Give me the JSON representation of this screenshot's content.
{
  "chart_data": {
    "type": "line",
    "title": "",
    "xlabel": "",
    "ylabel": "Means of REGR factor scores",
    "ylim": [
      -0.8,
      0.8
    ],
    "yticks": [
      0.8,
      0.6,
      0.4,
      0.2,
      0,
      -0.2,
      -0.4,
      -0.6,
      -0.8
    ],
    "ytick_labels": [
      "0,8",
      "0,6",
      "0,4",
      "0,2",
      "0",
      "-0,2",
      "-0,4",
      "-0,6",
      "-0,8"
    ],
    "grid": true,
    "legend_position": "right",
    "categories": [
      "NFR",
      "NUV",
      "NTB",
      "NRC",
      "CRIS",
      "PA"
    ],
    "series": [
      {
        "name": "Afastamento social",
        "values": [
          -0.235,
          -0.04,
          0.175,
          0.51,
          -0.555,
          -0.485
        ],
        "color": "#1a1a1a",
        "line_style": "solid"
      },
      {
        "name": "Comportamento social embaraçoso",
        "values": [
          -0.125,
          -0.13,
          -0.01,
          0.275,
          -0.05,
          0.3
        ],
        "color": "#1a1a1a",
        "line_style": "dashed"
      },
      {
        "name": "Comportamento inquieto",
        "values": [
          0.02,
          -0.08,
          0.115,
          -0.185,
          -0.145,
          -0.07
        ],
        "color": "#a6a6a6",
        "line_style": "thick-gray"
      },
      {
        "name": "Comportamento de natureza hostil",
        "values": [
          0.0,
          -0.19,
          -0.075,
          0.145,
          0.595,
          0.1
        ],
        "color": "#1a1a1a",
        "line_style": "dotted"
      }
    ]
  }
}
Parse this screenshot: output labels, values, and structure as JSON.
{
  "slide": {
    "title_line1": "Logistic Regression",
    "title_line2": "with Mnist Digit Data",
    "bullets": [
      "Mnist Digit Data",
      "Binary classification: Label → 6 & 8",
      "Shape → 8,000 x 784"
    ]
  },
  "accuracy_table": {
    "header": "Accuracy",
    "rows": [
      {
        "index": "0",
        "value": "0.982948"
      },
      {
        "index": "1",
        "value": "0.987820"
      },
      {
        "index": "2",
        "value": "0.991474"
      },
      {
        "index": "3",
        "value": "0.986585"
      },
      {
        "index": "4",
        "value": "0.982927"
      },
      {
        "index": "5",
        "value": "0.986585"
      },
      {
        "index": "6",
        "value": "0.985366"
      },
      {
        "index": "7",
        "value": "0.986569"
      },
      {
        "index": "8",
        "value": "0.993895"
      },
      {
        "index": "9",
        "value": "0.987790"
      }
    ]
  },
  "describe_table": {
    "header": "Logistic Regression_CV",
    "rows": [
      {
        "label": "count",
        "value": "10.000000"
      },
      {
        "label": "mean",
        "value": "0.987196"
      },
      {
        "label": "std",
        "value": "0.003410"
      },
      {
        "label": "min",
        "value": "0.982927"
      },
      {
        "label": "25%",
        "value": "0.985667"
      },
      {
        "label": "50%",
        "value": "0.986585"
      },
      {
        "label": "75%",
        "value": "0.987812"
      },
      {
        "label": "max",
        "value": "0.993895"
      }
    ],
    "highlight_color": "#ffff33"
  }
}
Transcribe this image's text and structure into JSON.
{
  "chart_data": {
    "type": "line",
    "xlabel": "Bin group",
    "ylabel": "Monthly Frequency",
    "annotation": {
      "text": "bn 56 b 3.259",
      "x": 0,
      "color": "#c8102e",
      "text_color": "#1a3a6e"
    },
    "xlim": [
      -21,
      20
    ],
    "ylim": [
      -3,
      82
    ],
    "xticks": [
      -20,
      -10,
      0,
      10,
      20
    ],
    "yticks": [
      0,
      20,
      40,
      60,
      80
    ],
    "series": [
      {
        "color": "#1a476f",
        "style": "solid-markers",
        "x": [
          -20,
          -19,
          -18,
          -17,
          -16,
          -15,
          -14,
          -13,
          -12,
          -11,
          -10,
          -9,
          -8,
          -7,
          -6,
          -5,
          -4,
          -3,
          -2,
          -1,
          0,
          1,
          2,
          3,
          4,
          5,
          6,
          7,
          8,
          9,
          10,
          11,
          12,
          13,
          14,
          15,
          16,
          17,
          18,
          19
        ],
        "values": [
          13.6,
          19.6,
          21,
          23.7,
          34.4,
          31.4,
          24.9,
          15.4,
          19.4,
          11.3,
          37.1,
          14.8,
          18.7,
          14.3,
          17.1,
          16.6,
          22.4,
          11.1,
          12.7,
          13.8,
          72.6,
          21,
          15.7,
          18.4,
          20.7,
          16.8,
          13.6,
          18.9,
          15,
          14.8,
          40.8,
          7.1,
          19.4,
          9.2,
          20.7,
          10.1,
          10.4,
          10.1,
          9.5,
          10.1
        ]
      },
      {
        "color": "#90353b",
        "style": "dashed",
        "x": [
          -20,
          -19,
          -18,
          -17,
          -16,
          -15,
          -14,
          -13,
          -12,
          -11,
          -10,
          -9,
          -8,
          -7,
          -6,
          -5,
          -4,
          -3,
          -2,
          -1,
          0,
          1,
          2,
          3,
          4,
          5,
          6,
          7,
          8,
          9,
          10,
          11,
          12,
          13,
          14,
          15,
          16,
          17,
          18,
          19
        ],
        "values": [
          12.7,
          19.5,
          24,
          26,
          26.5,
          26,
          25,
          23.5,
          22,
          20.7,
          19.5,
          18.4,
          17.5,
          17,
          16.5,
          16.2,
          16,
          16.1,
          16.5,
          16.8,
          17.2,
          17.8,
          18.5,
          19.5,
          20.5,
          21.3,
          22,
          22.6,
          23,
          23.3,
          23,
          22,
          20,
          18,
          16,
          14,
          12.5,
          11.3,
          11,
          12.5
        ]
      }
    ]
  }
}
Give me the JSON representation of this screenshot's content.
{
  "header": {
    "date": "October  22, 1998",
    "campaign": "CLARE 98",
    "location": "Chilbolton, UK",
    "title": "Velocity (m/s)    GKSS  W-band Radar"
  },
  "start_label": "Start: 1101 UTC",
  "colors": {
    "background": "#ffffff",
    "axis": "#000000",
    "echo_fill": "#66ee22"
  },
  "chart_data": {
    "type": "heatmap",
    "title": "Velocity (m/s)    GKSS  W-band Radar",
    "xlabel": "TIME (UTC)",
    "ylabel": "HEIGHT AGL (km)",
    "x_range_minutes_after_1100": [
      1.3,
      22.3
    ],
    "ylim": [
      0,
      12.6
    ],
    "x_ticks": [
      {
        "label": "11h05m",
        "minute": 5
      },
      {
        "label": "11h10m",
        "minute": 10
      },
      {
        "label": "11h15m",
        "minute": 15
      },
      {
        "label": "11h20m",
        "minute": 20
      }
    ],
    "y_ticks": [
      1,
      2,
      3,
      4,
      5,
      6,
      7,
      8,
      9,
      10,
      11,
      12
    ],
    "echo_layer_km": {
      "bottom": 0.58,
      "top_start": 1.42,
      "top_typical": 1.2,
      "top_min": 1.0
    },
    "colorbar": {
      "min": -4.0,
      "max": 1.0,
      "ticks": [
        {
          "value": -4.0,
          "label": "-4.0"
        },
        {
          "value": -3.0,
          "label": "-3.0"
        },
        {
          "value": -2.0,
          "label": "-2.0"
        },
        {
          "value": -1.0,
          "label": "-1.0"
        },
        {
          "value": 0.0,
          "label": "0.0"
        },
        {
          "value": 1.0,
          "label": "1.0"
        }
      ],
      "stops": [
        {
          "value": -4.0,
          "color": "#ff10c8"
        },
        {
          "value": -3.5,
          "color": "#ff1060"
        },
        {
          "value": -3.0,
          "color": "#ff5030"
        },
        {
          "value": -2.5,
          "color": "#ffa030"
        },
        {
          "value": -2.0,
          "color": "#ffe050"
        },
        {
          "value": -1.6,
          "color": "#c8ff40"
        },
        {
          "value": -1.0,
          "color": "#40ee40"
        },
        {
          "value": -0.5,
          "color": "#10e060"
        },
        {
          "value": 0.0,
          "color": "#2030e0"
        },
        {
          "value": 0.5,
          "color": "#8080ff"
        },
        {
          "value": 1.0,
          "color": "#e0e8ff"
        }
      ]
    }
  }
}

* * * * * * * * *

Only the number is needed: state how many lines in the listing contain "JSON".

4